- **Information shown**

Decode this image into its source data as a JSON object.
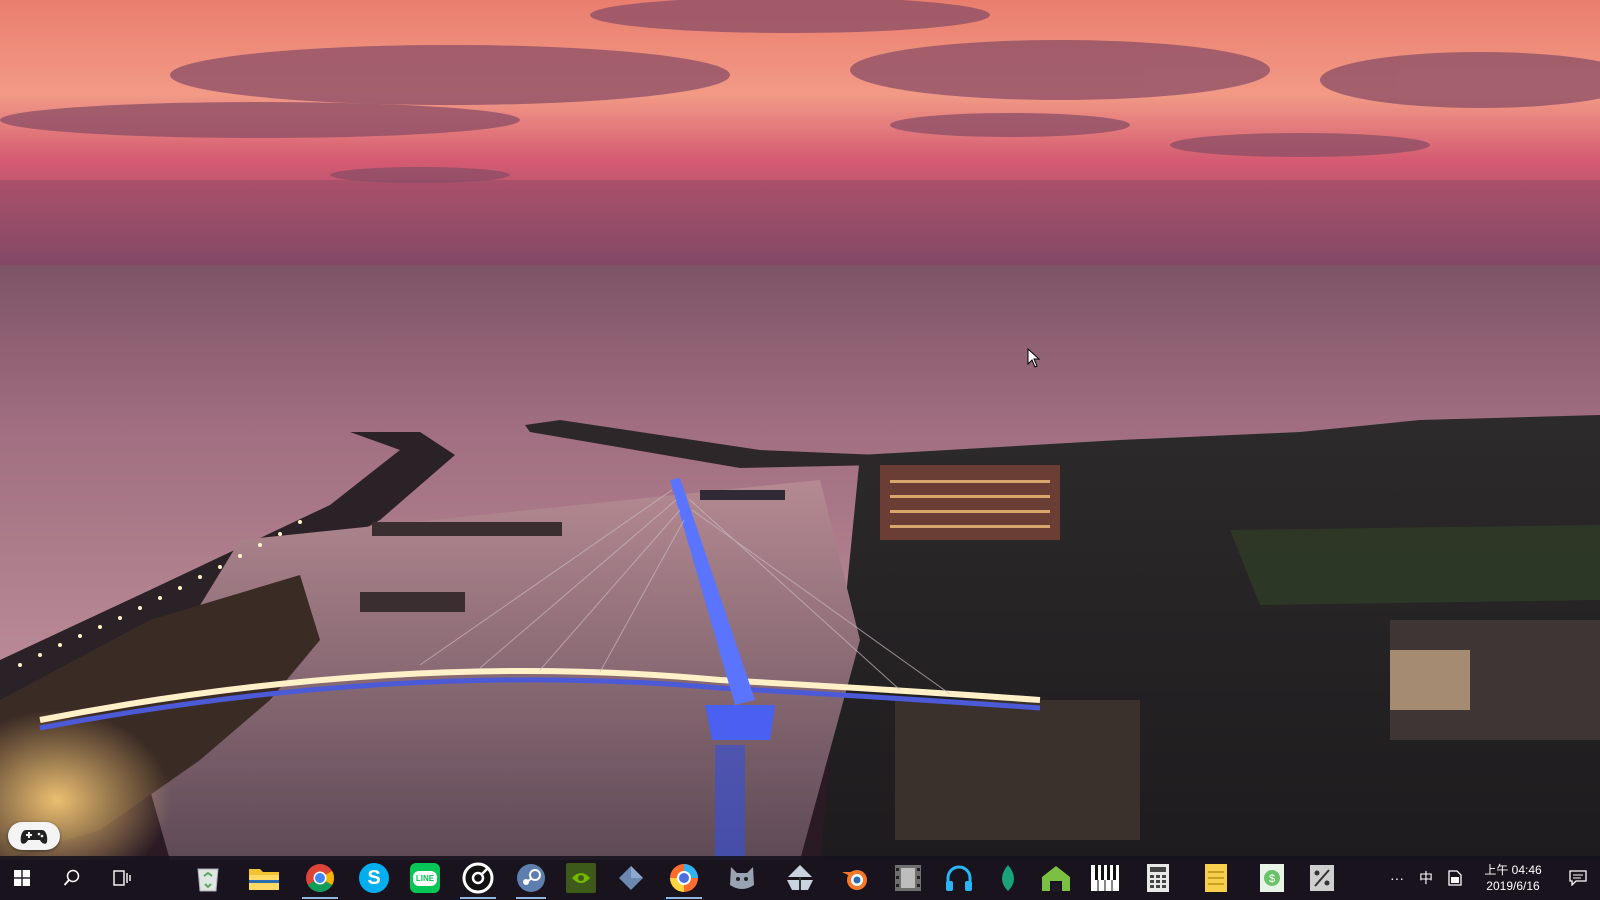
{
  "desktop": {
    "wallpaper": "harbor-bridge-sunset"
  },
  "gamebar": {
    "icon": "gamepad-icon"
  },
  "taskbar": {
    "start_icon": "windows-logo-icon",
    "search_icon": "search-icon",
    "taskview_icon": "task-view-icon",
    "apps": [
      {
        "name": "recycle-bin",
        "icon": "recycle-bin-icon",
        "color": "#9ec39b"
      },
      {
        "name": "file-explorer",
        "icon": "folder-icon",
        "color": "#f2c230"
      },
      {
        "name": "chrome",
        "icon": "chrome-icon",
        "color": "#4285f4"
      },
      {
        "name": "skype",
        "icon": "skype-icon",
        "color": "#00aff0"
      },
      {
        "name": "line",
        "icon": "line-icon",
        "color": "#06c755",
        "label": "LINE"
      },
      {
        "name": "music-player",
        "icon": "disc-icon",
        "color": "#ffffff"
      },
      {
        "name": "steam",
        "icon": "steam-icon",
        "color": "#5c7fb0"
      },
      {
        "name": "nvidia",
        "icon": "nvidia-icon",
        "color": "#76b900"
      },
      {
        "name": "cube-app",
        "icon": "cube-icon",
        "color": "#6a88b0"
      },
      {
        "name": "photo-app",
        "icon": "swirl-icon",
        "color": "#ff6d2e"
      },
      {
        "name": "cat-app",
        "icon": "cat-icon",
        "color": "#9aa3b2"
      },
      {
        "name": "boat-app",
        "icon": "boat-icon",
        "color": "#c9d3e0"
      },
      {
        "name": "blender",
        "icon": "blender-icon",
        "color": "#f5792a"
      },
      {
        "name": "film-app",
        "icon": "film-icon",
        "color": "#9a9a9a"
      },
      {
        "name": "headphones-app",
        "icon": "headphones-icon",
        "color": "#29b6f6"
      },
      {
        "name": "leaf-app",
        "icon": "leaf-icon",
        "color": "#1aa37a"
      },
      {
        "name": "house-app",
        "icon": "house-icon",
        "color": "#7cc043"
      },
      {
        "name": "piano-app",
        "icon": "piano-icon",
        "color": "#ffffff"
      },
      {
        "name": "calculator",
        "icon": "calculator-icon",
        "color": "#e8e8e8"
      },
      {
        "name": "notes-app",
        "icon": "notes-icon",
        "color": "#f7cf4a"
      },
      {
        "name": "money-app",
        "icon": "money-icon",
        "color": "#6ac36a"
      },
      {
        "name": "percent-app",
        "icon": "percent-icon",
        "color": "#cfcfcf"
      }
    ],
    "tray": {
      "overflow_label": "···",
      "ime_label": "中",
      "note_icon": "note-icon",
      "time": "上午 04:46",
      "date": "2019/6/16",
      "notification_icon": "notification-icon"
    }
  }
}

- **What is expected**
Copy each line of the records above that carries the word "headphones".

- **Exercise solution**
        "name": "headphones-app",
        "icon": "headphones-icon",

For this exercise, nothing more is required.